## Work instructions
Make an exact copy of the entries below.

## Input material
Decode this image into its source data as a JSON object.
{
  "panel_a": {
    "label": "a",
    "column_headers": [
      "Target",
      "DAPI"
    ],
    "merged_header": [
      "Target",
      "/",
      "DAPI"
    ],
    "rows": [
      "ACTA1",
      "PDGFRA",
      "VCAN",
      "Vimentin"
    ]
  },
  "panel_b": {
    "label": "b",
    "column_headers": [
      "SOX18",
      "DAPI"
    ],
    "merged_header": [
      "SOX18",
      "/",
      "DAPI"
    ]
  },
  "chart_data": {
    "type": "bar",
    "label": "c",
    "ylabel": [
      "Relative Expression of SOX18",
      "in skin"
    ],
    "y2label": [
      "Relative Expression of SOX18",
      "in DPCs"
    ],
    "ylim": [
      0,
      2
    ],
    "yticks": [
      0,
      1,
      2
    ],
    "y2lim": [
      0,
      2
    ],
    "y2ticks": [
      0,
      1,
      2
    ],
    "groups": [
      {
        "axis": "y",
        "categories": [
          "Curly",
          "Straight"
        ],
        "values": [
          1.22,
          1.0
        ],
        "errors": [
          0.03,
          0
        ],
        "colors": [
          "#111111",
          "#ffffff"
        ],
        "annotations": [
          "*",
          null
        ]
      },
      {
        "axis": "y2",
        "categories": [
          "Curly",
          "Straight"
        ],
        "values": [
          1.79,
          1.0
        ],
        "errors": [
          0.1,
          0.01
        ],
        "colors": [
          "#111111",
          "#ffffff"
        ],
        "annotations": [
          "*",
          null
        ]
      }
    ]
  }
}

## Exercise response
Decode this image into its source data as a JSON object.
{
  "panel_a": {
    "label": "a",
    "column_headers": [
      "Target",
      "DAPI"
    ],
    "merged_header": [
      "Target",
      "/",
      "DAPI"
    ],
    "rows": [
      "ACTA1",
      "PDGFRA",
      "VCAN",
      "Vimentin"
    ]
  },
  "panel_b": {
    "label": "b",
    "column_headers": [
      "SOX18",
      "DAPI"
    ],
    "merged_header": [
      "SOX18",
      "/",
      "DAPI"
    ]
  },
  "chart_data": {
    "type": "bar",
    "label": "c",
    "ylabel": [
      "Relative Expression of SOX18",
      "in skin"
    ],
    "y2label": [
      "Relative Expression of SOX18",
      "in DPCs"
    ],
    "ylim": [
      0,
      2
    ],
    "yticks": [
      0,
      1,
      2
    ],
    "y2lim": [
      0,
      2
    ],
    "y2ticks": [
      0,
      1,
      2
    ],
    "groups": [
      {
        "axis": "y",
        "categories": [
          "Curly",
          "Straight"
        ],
        "values": [
          1.22,
          1.0
        ],
        "errors": [
          0.03,
          0
        ],
        "colors": [
          "#111111",
          "#ffffff"
        ],
        "annotations": [
          "*",
          null
        ]
      },
      {
        "axis": "y2",
        "categories": [
          "Curly",
          "Straight"
        ],
        "values": [
          1.79,
          1.0
        ],
        "errors": [
          0.1,
          0.01
        ],
        "colors": [
          "#111111",
          "#ffffff"
        ],
        "annotations": [
          "*",
          null
        ]
      }
    ]
  }
}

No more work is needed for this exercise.